Work request: The entries are to be repeated in full, without any change.

Document page text data
********************

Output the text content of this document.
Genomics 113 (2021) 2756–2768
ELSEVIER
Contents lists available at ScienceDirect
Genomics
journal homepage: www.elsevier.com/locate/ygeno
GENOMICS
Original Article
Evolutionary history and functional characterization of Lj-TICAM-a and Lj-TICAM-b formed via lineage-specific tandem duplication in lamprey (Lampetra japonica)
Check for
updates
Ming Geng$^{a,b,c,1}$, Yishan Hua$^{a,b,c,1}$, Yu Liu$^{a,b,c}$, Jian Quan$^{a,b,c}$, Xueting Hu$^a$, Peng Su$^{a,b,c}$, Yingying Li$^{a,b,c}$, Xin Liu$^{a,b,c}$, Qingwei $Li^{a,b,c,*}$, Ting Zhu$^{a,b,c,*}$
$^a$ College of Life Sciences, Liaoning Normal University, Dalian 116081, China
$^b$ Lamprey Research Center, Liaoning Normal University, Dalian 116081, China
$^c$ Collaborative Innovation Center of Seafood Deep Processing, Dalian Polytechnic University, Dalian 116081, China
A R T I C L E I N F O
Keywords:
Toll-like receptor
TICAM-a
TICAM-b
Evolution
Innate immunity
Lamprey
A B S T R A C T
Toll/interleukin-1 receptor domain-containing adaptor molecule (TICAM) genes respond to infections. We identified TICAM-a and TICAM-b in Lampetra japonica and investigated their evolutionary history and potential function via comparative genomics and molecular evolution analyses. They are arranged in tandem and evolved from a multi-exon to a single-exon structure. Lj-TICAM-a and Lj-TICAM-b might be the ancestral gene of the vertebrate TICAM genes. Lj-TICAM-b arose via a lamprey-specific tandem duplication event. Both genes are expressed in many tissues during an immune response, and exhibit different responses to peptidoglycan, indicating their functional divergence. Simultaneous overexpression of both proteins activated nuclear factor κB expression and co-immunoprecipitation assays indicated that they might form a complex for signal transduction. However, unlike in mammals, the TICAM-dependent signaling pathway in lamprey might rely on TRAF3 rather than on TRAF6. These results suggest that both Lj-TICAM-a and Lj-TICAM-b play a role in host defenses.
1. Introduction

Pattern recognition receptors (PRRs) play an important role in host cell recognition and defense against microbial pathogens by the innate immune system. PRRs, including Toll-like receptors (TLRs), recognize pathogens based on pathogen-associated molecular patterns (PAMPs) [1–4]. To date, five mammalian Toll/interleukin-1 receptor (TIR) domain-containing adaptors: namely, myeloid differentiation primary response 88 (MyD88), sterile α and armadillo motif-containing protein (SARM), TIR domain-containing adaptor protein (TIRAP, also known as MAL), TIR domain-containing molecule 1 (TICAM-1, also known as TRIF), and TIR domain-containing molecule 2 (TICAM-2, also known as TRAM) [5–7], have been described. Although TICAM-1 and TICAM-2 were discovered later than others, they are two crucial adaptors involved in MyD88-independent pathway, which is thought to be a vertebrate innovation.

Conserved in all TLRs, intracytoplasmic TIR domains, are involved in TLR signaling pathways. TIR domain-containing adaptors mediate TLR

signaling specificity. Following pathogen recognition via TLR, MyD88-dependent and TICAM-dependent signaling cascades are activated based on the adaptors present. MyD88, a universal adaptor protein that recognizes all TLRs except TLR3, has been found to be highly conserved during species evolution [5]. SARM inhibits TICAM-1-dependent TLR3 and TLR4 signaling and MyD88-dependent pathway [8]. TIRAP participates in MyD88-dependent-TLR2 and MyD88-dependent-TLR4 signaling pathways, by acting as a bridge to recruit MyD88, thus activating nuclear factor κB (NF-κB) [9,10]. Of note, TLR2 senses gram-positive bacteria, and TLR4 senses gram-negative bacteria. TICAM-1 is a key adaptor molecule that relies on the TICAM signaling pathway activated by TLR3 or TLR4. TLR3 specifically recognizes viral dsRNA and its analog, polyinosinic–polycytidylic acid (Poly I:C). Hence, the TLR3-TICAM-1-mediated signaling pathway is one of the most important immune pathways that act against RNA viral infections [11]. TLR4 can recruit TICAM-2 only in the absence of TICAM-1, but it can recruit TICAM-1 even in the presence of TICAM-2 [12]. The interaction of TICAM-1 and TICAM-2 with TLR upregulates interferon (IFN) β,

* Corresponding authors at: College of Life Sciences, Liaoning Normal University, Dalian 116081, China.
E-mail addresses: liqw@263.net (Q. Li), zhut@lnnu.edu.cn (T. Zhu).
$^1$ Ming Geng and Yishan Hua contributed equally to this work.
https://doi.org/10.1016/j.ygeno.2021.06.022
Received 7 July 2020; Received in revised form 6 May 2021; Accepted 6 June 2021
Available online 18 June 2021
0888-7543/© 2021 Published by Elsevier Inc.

********************

Exercise output:
Output the text content of this document.
Genomics 113 (2021) 2756–2768
ELSEVIER
Contents lists available at ScienceDirect
Genomics
journal homepage: www.elsevier.com/locate/ygeno
GENOMICS
Original Article
Evolutionary history and functional characterization of Lj-TICAM-a and Lj-TICAM-b formed via lineage-specific tandem duplication in lamprey (Lampetra japonica)
Check for
updates
Ming Geng$^{a,b,c,1}$, Yishan Hua$^{a,b,c,1}$, Yu Liu$^{a,b,c}$, Jian Quan$^{a,b,c}$, Xueting Hu$^a$, Peng Su$^{a,b,c}$, Yingying Li$^{a,b,c}$, Xin Liu$^{a,b,c}$, Qingwei $Li^{a,b,c,*}$, Ting Zhu$^{a,b,c,*}$
$^a$ College of Life Sciences, Liaoning Normal University, Dalian 116081, China
$^b$ Lamprey Research Center, Liaoning Normal University, Dalian 116081, China
$^c$ Collaborative Innovation Center of Seafood Deep Processing, Dalian Polytechnic University, Dalian 116081, China
A R T I C L E I N F O
Keywords:
Toll-like receptor
TICAM-a
TICAM-b
Evolution
Innate immunity
Lamprey
A B S T R A C T
Toll/interleukin-1 receptor domain-containing adaptor molecule (TICAM) genes respond to infections. We identified TICAM-a and TICAM-b in Lampetra japonica and investigated their evolutionary history and potential function via comparative genomics and molecular evolution analyses. They are arranged in tandem and evolved from a multi-exon to a single-exon structure. Lj-TICAM-a and Lj-TICAM-b might be the ancestral gene of the vertebrate TICAM genes. Lj-TICAM-b arose via a lamprey-specific tandem duplication event. Both genes are expressed in many tissues during an immune response, and exhibit different responses to peptidoglycan, indicating their functional divergence. Simultaneous overexpression of both proteins activated nuclear factor κB expression and co-immunoprecipitation assays indicated that they might form a complex for signal transduction. However, unlike in mammals, the TICAM-dependent signaling pathway in lamprey might rely on TRAF3 rather than on TRAF6. These results suggest that both Lj-TICAM-a and Lj-TICAM-b play a role in host defenses.
1. Introduction

Pattern recognition receptors (PRRs) play an important role in host cell recognition and defense against microbial pathogens by the innate immune system. PRRs, including Toll-like receptors (TLRs), recognize pathogens based on pathogen-associated molecular patterns (PAMPs) [1–4]. To date, five mammalian Toll/interleukin-1 receptor (TIR) domain-containing adaptors: namely, myeloid differentiation primary response 88 (MyD88), sterile α and armadillo motif-containing protein (SARM), TIR domain-containing adaptor protein (TIRAP, also known as MAL), TIR domain-containing molecule 1 (TICAM-1, also known as TRIF), and TIR domain-containing molecule 2 (TICAM-2, also known as TRAM) [5–7], have been described. Although TICAM-1 and TICAM-2 were discovered later than others, they are two crucial adaptors involved in MyD88-independent pathway, which is thought to be a vertebrate innovation.

Conserved in all TLRs, intracytoplasmic TIR domains, are involved in TLR signaling pathways. TIR domain-containing adaptors mediate TLR

signaling specificity. Following pathogen recognition via TLR, MyD88-dependent and TICAM-dependent signaling cascades are activated based on the adaptors present. MyD88, a universal adaptor protein that recognizes all TLRs except TLR3, has been found to be highly conserved during species evolution [5]. SARM inhibits TICAM-1-dependent TLR3 and TLR4 signaling and MyD88-dependent pathway [8]. TIRAP participates in MyD88-dependent-TLR2 and MyD88-dependent-TLR4 signaling pathways, by acting as a bridge to recruit MyD88, thus activating nuclear factor κB (NF-κB) [9,10]. Of note, TLR2 senses gram-positive bacteria, and TLR4 senses gram-negative bacteria. TICAM-1 is a key adaptor molecule that relies on the TICAM signaling pathway activated by TLR3 or TLR4. TLR3 specifically recognizes viral dsRNA and its analog, polyinosinic–polycytidylic acid (Poly I:C). Hence, the TLR3-TICAM-1-mediated signaling pathway is one of the most important immune pathways that act against RNA viral infections [11]. TLR4 can recruit TICAM-2 only in the absence of TICAM-1, but it can recruit TICAM-1 even in the presence of TICAM-2 [12]. The interaction of TICAM-1 and TICAM-2 with TLR upregulates interferon (IFN) β,

* Corresponding authors at: College of Life Sciences, Liaoning Normal University, Dalian 116081, China.
E-mail addresses: liqw@263.net (Q. Li), zhut@lnnu.edu.cn (T. Zhu).
$^1$ Ming Geng and Yishan Hua contributed equally to this work.
https://doi.org/10.1016/j.ygeno.2021.06.022
Received 7 July 2020; Received in revised form 6 May 2021; Accepted 6 June 2021
Available online 18 June 2021
0888-7543/© 2021 Published by Elsevier Inc.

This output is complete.